WHAT IS NEEDED:
The entries should each be set down again precisely.

DATA FOR THE TASK:
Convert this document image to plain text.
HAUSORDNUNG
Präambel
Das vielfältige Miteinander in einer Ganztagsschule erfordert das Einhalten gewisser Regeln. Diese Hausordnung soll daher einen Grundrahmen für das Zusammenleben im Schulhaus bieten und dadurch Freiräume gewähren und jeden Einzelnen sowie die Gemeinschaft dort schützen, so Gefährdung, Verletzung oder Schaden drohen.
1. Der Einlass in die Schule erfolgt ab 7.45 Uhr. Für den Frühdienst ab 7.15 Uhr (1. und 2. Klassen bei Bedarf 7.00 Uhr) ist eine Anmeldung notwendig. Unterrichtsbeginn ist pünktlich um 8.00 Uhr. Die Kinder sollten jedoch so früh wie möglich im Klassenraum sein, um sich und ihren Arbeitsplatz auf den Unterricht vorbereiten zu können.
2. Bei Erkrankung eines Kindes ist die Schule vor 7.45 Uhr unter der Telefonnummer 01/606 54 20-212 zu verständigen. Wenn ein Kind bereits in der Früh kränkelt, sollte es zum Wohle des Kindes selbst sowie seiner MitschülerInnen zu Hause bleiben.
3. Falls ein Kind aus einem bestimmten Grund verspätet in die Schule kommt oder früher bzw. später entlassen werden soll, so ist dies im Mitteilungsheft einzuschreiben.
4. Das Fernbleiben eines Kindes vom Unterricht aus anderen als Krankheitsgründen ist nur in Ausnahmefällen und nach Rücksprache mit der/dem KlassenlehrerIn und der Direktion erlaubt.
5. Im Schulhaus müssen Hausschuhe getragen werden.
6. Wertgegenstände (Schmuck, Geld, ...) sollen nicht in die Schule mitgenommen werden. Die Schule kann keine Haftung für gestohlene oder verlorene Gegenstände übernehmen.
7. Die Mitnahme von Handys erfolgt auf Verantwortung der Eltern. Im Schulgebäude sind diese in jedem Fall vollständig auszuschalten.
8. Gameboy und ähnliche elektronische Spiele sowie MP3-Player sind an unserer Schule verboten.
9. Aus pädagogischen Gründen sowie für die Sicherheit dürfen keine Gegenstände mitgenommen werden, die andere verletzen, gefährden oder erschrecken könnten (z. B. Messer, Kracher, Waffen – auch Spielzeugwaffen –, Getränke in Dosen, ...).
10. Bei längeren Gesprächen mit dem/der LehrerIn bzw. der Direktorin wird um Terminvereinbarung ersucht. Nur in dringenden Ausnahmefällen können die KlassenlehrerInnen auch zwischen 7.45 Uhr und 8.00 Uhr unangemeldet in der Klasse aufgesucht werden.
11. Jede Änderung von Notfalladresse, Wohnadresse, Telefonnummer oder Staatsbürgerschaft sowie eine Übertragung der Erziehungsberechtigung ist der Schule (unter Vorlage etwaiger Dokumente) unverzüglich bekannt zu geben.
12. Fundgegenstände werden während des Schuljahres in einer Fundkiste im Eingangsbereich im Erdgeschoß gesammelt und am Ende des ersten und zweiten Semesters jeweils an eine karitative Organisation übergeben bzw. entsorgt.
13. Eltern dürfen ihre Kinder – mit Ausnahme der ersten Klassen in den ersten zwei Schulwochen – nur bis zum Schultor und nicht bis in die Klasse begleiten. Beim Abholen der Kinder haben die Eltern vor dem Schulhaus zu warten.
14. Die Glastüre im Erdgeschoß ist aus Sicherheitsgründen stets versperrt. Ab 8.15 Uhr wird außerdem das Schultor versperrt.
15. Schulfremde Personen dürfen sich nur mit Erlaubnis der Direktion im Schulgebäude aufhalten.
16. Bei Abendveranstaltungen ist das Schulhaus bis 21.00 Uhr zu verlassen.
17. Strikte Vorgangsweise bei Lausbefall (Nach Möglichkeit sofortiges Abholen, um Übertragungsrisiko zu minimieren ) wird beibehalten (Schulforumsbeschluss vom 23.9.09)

WRITTEN RESPONSE:
Convert this document image to plain text.
HAUSORDNUNG
Präambel
Das vielfältige Miteinander in einer Ganztagsschule erfordert das Einhalten gewisser Regeln. Diese Hausordnung soll daher einen Grundrahmen für das Zusammenleben im Schulhaus bieten und dadurch Freiräume gewähren und jeden Einzelnen sowie die Gemeinschaft dort schützen, so Gefährdung, Verletzung oder Schaden drohen.
1. Der Einlass in die Schule erfolgt ab 7.45 Uhr. Für den Frühdienst ab 7.15 Uhr (1. und 2. Klassen bei Bedarf 7.00 Uhr) ist eine Anmeldung notwendig. Unterrichtsbeginn ist pünktlich um 8.00 Uhr. Die Kinder sollten jedoch so früh wie möglich im Klassenraum sein, um sich und ihren Arbeitsplatz auf den Unterricht vorbereiten zu können.
2. Bei Erkrankung eines Kindes ist die Schule vor 7.45 Uhr unter der Telefonnummer 01/606 54 20-212 zu verständigen. Wenn ein Kind bereits in der Früh kränkelt, sollte es zum Wohle des Kindes selbst sowie seiner MitschülerInnen zu Hause bleiben.
3. Falls ein Kind aus einem bestimmten Grund verspätet in die Schule kommt oder früher bzw. später entlassen werden soll, so ist dies im Mitteilungsheft einzuschreiben.
4. Das Fernbleiben eines Kindes vom Unterricht aus anderen als Krankheitsgründen ist nur in Ausnahmefällen und nach Rücksprache mit der/dem KlassenlehrerIn und der Direktion erlaubt.
5. Im Schulhaus müssen Hausschuhe getragen werden.
6. Wertgegenstände (Schmuck, Geld, ...) sollen nicht in die Schule mitgenommen werden. Die Schule kann keine Haftung für gestohlene oder verlorene Gegenstände übernehmen.
7. Die Mitnahme von Handys erfolgt auf Verantwortung der Eltern. Im Schulgebäude sind diese in jedem Fall vollständig auszuschalten.
8. Gameboy und ähnliche elektronische Spiele sowie MP3-Player sind an unserer Schule verboten.
9. Aus pädagogischen Gründen sowie für die Sicherheit dürfen keine Gegenstände mitgenommen werden, die andere verletzen, gefährden oder erschrecken könnten (z. B. Messer, Kracher, Waffen – auch Spielzeugwaffen –, Getränke in Dosen, ...).
10. Bei längeren Gesprächen mit dem/der LehrerIn bzw. der Direktorin wird um Terminvereinbarung ersucht. Nur in dringenden Ausnahmefällen können die KlassenlehrerInnen auch zwischen 7.45 Uhr und 8.00 Uhr unangemeldet in der Klasse aufgesucht werden.
11. Jede Änderung von Notfalladresse, Wohnadresse, Telefonnummer oder Staatsbürgerschaft sowie eine Übertragung der Erziehungsberechtigung ist der Schule (unter Vorlage etwaiger Dokumente) unverzüglich bekannt zu geben.
12. Fundgegenstände werden während des Schuljahres in einer Fundkiste im Eingangsbereich im Erdgeschoß gesammelt und am Ende des ersten und zweiten Semesters jeweils an eine karitative Organisation übergeben bzw. entsorgt.
13. Eltern dürfen ihre Kinder – mit Ausnahme der ersten Klassen in den ersten zwei Schulwochen – nur bis zum Schultor und nicht bis in die Klasse begleiten. Beim Abholen der Kinder haben die Eltern vor dem Schulhaus zu warten.
14. Die Glastüre im Erdgeschoß ist aus Sicherheitsgründen stets versperrt. Ab 8.15 Uhr wird außerdem das Schultor versperrt.
15. Schulfremde Personen dürfen sich nur mit Erlaubnis der Direktion im Schulgebäude aufhalten.
16. Bei Abendveranstaltungen ist das Schulhaus bis 21.00 Uhr zu verlassen.
17. Strikte Vorgangsweise bei Lausbefall (Nach Möglichkeit sofortiges Abholen, um Übertragungsrisiko zu minimieren ) wird beibehalten (Schulforumsbeschluss vom 23.9.09)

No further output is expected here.